--- Task directions ---
All entries are to be given again verbatim.

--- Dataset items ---
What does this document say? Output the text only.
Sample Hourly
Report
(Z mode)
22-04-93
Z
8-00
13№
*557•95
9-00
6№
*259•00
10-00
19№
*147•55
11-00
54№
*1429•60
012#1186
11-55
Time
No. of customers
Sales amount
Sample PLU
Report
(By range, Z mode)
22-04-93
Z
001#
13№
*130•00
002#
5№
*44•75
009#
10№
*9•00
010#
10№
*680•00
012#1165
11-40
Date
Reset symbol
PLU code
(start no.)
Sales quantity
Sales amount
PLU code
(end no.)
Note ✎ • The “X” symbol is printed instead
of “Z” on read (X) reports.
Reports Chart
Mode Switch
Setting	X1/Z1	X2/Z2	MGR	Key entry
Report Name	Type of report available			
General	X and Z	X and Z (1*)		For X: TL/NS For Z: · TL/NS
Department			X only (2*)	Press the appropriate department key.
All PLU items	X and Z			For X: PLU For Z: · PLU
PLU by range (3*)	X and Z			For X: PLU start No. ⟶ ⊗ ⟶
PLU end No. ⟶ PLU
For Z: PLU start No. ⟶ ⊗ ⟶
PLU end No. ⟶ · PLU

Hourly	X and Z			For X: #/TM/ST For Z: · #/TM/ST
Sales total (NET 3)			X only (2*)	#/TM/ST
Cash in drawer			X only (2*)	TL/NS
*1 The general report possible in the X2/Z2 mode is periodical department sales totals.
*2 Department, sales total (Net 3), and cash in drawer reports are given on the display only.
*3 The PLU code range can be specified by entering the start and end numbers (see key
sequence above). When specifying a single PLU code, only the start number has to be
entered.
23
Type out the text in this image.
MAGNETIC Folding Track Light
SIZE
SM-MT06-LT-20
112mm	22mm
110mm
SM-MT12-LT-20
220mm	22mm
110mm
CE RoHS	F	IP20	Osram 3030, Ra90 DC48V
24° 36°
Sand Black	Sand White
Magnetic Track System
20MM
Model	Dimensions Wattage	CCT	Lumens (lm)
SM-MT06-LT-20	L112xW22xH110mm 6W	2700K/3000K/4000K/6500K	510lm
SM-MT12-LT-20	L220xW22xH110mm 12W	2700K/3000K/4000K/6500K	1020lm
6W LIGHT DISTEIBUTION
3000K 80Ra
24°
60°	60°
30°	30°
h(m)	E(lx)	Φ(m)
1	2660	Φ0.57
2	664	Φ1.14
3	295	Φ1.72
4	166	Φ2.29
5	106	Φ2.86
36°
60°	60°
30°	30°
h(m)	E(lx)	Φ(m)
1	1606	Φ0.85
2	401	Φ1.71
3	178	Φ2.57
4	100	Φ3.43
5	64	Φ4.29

--- Answer to this exercise ---
What does this document say? Output the text only.
Sample Hourly
Report
(Z mode)
22-04-93
Z
8-00
13№
*557•95
9-00
6№
*259•00
10-00
19№
*147•55
11-00
54№
*1429•60
012#1186
11-55
Time
No. of customers
Sales amount
Sample PLU
Report
(By range, Z mode)
22-04-93
Z
001#
13№
*130•00
002#
5№
*44•75
009#
10№
*9•00
010#
10№
*680•00
012#1165
11-40
Date
Reset symbol
PLU code
(start no.)
Sales quantity
Sales amount
PLU code
(end no.)
Note ✎ • The “X” symbol is printed instead
of “Z” on read (X) reports.
Reports Chart
Mode Switch
Setting	X1/Z1	X2/Z2	MGR	Key entry
Report Name	Type of report available			
General	X and Z	X and Z (1*)		For X: TL/NS For Z: · TL/NS
Department			X only (2*)	Press the appropriate department key.
All PLU items	X and Z			For X: PLU For Z: · PLU
PLU by range (3*)	X and Z			For X: PLU start No. ⟶ ⊗ ⟶
PLU end No. ⟶ PLU
For Z: PLU start No. ⟶ ⊗ ⟶
PLU end No. ⟶ · PLU

Hourly	X and Z			For X: #/TM/ST For Z: · #/TM/ST
Sales total (NET 3)			X only (2*)	#/TM/ST
Cash in drawer			X only (2*)	TL/NS
*1 The general report possible in the X2/Z2 mode is periodical department sales totals.
*2 Department, sales total (Net 3), and cash in drawer reports are given on the display only.
*3 The PLU code range can be specified by entering the start and end numbers (see key
sequence above). When specifying a single PLU code, only the start number has to be
entered.
23
Type out the text in this image.
MAGNETIC Folding Track Light
SIZE
SM-MT06-LT-20
112mm	22mm
110mm
SM-MT12-LT-20
220mm	22mm
110mm
CE RoHS	F	IP20	Osram 3030, Ra90 DC48V
24° 36°
Sand Black	Sand White
Magnetic Track System
20MM
Model	Dimensions Wattage	CCT	Lumens (lm)
SM-MT06-LT-20	L112xW22xH110mm 6W	2700K/3000K/4000K/6500K	510lm
SM-MT12-LT-20	L220xW22xH110mm 12W	2700K/3000K/4000K/6500K	1020lm
6W LIGHT DISTEIBUTION
3000K 80Ra
24°
60°	60°
30°	30°
h(m)	E(lx)	Φ(m)
1	2660	Φ0.57
2	664	Φ1.14
3	295	Φ1.72
4	166	Φ2.29
5	106	Φ2.86
36°
60°	60°
30°	30°
h(m)	E(lx)	Φ(m)
1	1606	Φ0.85
2	401	Φ1.71
3	178	Φ2.57
4	100	Φ3.43
5	64	Φ4.29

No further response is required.